◆ **CHALLENGES**:
[1] Determine whether each statement below agrees with the article on North Sea decommissioning. For each, answer yes or no and quote the deciding words of the article. (a) Oil prices have fallen by as much as 70 per cent over the past 24 months. (b) North Sea profitability depends on prices exceeding $40. (c) The permanent North Sea structures were usually built with a specific shelf-life in mind.
[2] In the article on North Sea decommissioning, condense the paragraph beginning "According to a recent poll" into a short list that keeps its main facts.
[3] Pick up the article on North Sea decommissioning after its final sentence and continue it.

Price woes have created a decommissioning maelstrom in the North Sea
The oil price collapse has seen decommissioning rocket to the top of the owner-operator agenda but is anyone truly prepared?
In the past 24 months, oil and gas companies have been rocked by prices that have dipped by as much as 70 per cent. The value of a barrel of oil has plummeted below the break-even point for in certain sectors, making vast swathes of the oil and gas producing world unprofitable in the contemporary market (see below).
In the midst of the oil price rout, one region in particular is feeling the bite. With profitability predicated on prices exceeding $60, North Sea oil and gas fields, comprising the UK and Norwegian Continental Shelves (UKCS, NCS), have bourn the brunt of job losses.
Operators and service companies alike underwent huge culls: in the UK offshore hub of Aberdeen alone, up to 124,000 jobs were been axed. The Norwegian sector shed some 30,000 personnel.
Years of higher-than-break-even oil prices have prompted oil and gas companies to opt for wide-ranging life extension programmes.
However, a loss-making enterprise is not a fruitful one, and for the first time in the history of North Sea oil production, the eyes of concerned C-suite executives are looking seriously at decommissioning their ageing assets instead of extending their lifespans.
The ageing asset conundrum
According to a recent poll conducted by Oil & Gas IQ, 51 per cent of professionals in the North Sea are working on installations that are between 20 and 30 years old. When North Sea oil and gas came online in the late 1960s, the permanent structures that were erected to serve the industry were often constructed with no specific shelf-life in mind.

[Records]
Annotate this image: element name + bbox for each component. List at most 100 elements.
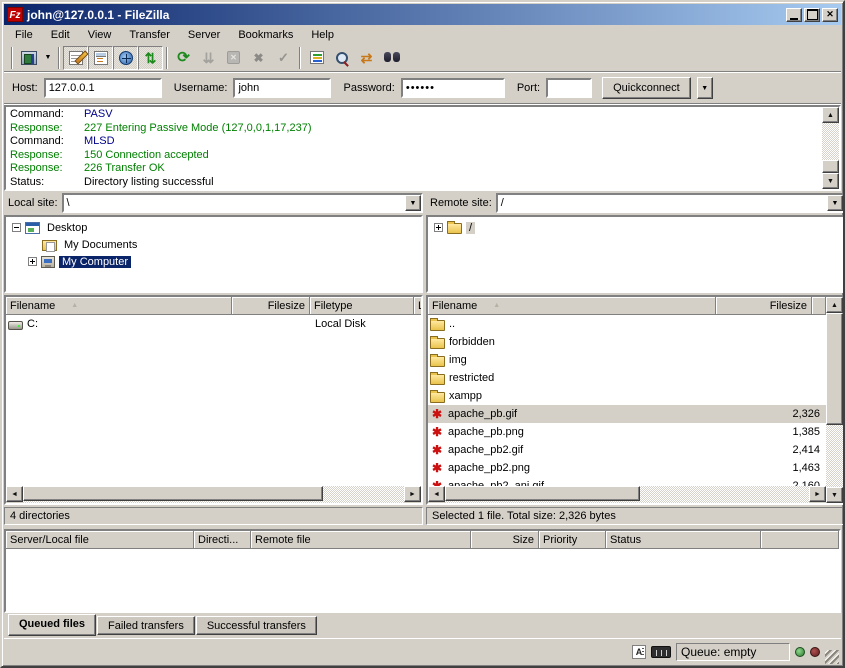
username-input[interactable] — [233, 78, 331, 98]
remote-site-combo[interactable]: / — [496, 193, 845, 213]
file-row[interactable]: .. — [428, 315, 826, 333]
tree-item-desktop[interactable]: Desktop — [6, 219, 421, 236]
scroll-track[interactable] — [822, 123, 839, 173]
queue-body[interactable] — [6, 549, 839, 611]
remote-file-list[interactable]: Filename▲ Filesize .. forbidden img rest… — [426, 295, 845, 505]
quickconnect-button[interactable]: Quickconnect — [602, 77, 691, 99]
scroll-right-button[interactable]: ► — [404, 486, 421, 502]
file-row[interactable]: apache_pb2.gif2,414 — [428, 441, 826, 459]
host-input[interactable] — [44, 78, 162, 98]
file-search-button[interactable] — [329, 46, 354, 70]
remote-list-body[interactable]: .. forbidden img restricted xampp apache… — [428, 315, 826, 486]
menu-item-server[interactable]: Server — [179, 27, 229, 43]
column-header-size[interactable]: Size — [471, 531, 539, 549]
site-manager-dropdown-button[interactable] — [41, 46, 55, 70]
toggle-remote-tree-button[interactable] — [113, 46, 138, 70]
column-header-filename[interactable]: Filename▲ — [428, 297, 716, 315]
transfer-queue[interactable]: Server/Local file Directi... Remote file… — [4, 529, 841, 613]
scroll-up-button[interactable]: ▲ — [826, 297, 843, 313]
file-row[interactable]: img — [428, 351, 826, 369]
column-header-filesize[interactable]: Filesize — [232, 297, 310, 315]
tab-successful-transfers[interactable]: Successful transfers — [196, 616, 317, 635]
local-site-combo[interactable]: \ — [62, 193, 423, 213]
site-manager-button[interactable] — [16, 46, 41, 70]
delete-button[interactable] — [246, 46, 271, 70]
column-header-last-modified[interactable]: L — [414, 297, 421, 315]
quickconnect-dropdown-button[interactable] — [697, 77, 713, 99]
toggle-log-button[interactable] — [63, 46, 88, 70]
remote-site-dropdown-button[interactable] — [827, 195, 843, 211]
local-tree[interactable]: Desktop My Documents My Computer — [4, 215, 423, 293]
column-header-priority[interactable]: Priority — [539, 531, 606, 549]
scroll-thumb[interactable] — [23, 486, 323, 501]
menu-item-view[interactable]: View — [79, 27, 121, 43]
process-queue-button[interactable] — [196, 46, 221, 70]
tree-item-my-documents[interactable]: My Documents — [6, 236, 421, 253]
cancel-operation-button[interactable] — [221, 46, 246, 70]
menu-item-bookmarks[interactable]: Bookmarks — [229, 27, 302, 43]
local-site-dropdown-button[interactable] — [405, 195, 421, 211]
scroll-down-button[interactable]: ▼ — [822, 173, 839, 189]
tab-queued-files[interactable]: Queued files — [8, 614, 96, 636]
toggle-queue-button[interactable] — [138, 46, 163, 70]
remote-site-value[interactable]: / — [498, 195, 827, 211]
expand-icon[interactable] — [434, 223, 443, 232]
local-list-body[interactable]: C: Local Disk — [6, 315, 421, 486]
column-header-direction[interactable]: Directi... — [194, 531, 251, 549]
scroll-thumb[interactable] — [445, 486, 640, 501]
refresh-button[interactable] — [171, 46, 196, 70]
scroll-thumb[interactable] — [822, 160, 839, 173]
toggle-local-tree-button[interactable] — [88, 46, 113, 70]
local-horizontal-scrollbar[interactable]: ◄ ► — [6, 486, 421, 503]
find-files-button[interactable] — [379, 46, 404, 70]
expand-icon[interactable] — [28, 257, 37, 266]
scroll-track[interactable] — [23, 486, 404, 503]
tab-failed-transfers[interactable]: Failed transfers — [97, 616, 195, 635]
local-file-list[interactable]: Filename▲ Filesize Filetype L C: Local D… — [4, 295, 423, 505]
window-resize-grip[interactable] — [825, 650, 839, 664]
filename-filters-button[interactable] — [304, 46, 329, 70]
directory-comparison-button[interactable] — [271, 46, 296, 70]
remote-vertical-scrollbar[interactable]: ▲ ▼ — [826, 297, 843, 503]
column-header-status[interactable]: Status — [606, 531, 761, 549]
menu-item-help[interactable]: Help — [302, 27, 343, 43]
port-input[interactable] — [546, 78, 592, 98]
title-bar[interactable]: Fz john@127.0.0.1 - FileZilla — [4, 4, 841, 25]
collapse-icon[interactable] — [12, 223, 21, 232]
close-button[interactable] — [822, 8, 838, 22]
scroll-up-button[interactable]: ▲ — [822, 107, 839, 123]
file-row-c-drive[interactable]: C: Local Disk — [6, 315, 421, 333]
log-scrollbar[interactable]: ▲ ▼ — [822, 107, 839, 189]
local-site-value[interactable]: \ — [64, 195, 405, 211]
minimize-button[interactable] — [786, 8, 802, 22]
menu-item-transfer[interactable]: Transfer — [120, 27, 179, 43]
file-row[interactable]: apache_pb2.png1,463 — [428, 459, 826, 477]
column-header-filetype[interactable]: Filetype — [310, 297, 414, 315]
scroll-track[interactable] — [445, 486, 809, 503]
scroll-thumb[interactable] — [826, 313, 843, 425]
scroll-left-button[interactable]: ◄ — [6, 486, 23, 502]
message-log[interactable]: Command:PASV Response:227 Entering Passi… — [4, 105, 841, 191]
file-row[interactable]: apache_pb2_ani.gif2,160 — [428, 477, 826, 486]
tree-item-my-computer[interactable]: My Computer — [6, 253, 421, 270]
file-row[interactable]: xampp — [428, 387, 826, 405]
column-header-filesize[interactable]: Filesize — [716, 297, 812, 315]
scroll-track[interactable] — [826, 313, 843, 487]
password-input[interactable] — [401, 78, 505, 98]
menu-item-edit[interactable]: Edit — [42, 27, 79, 43]
file-row[interactable]: apache_pb.png1,385 — [428, 423, 826, 441]
column-header-server-local-file[interactable]: Server/Local file — [6, 531, 194, 549]
scroll-right-button[interactable]: ► — [809, 486, 826, 502]
tree-item-root[interactable]: / — [428, 219, 843, 236]
remote-tree[interactable]: / — [426, 215, 845, 293]
scroll-left-button[interactable]: ◄ — [428, 486, 445, 502]
remote-horizontal-scrollbar[interactable]: ◄ ► — [428, 486, 826, 503]
column-header-filename[interactable]: Filename▲ — [6, 297, 232, 315]
maximize-button[interactable] — [804, 8, 820, 22]
file-row[interactable]: restricted — [428, 369, 826, 387]
synchronized-browsing-button[interactable] — [354, 46, 379, 70]
column-header-remote-file[interactable]: Remote file — [251, 531, 471, 549]
menu-item-file[interactable]: File — [6, 27, 42, 43]
file-row-selected[interactable]: apache_pb.gif2,326 — [428, 405, 826, 423]
file-row[interactable]: forbidden — [428, 333, 826, 351]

◆ **SOLVED TASKS**:
[1]
(a) Yes: "prices that have dipped by as much as 70 per cent"
(b) No: "With profitability predicated on prices exceeding $60"
(c) No: "were often constructed with no specific shelf-life in mind"

[2]
- A recent Oil & Gas IQ poll found that 51 per cent of North Sea professionals work on installations between 20 and 30 years old.
- North Sea oil and gas came online in the late 1960s.
- The permanent structures built to serve the industry were often constructed with no specific shelf-life in mind.

[3]
In the UK, the decommissioning of offshore oil and gas facilities is governed by the Petroleum Act 1998 (adjusted by The Energy Act 2008), which implemented Decision 98/3 of the OSPAR Convention for the protection of the marine environment in the north-east Atlantic.
OSPAR was adopted in 1992 and was ratified by the 16 representatives of its contracting parties in 1998.
The scale of the job ahead
As of 2015, there were 1357 offshore installations operating in the OSPAR maritime area, of which 545 are fixed steel assets. Approximately 80 per cent of these fixed structures will come out of service by 2030 with an expected attendant cost of some £47 billion.
Oil analysts at global consultancy Wood MacKenzie, have speculated that even with a price hike in the near future, the swift drop in the value of a barrel of crude may entrain the closure of one quarter of the fields in the North Sea over the next five years.
If this is to come to pass, there are five hurdles that need to be vaulted in the short to medium-term.
North Sea decommissioning is relatively uncharted
Up to this point, the decommissioning projects that have run their course in the North Sea have been on a relatively small-scale.
The decommissioning project initiated on the North West Hutton field, 130 km north-east of the Shetland Islands, is a good example of the tasks at hand.
The project required the removal of the topsides and steel jacket for onshore reuse, recycling and disposal. The jacket footings, drill cuttings pile, and import pipeline were to be left in place whilst the export pipeline was to have its protective equipment removed ahead of trenching and burial.
The removal of the jacket alone necessitated 224 subsea cuts and 22 heavy lifts to remove 58 separate sections of topside.
Some things are just not decommissionable
Aside from the steel structures that form the skeleton of offshore assets, supermassive undersea concrete structures need to be accounted for.
Since Phillips installed the first offshore concrete structure at the Ekofisk field on the NCS in 1973, 51 other major offshore concrete structures have been erected – 65 per cent of these in the North Sea.
With some of these structures weighing in excess of a quarter of a million metric tonnes and standing in up to 350 metres of water, their size and constitution have made them permanent features of the seabed.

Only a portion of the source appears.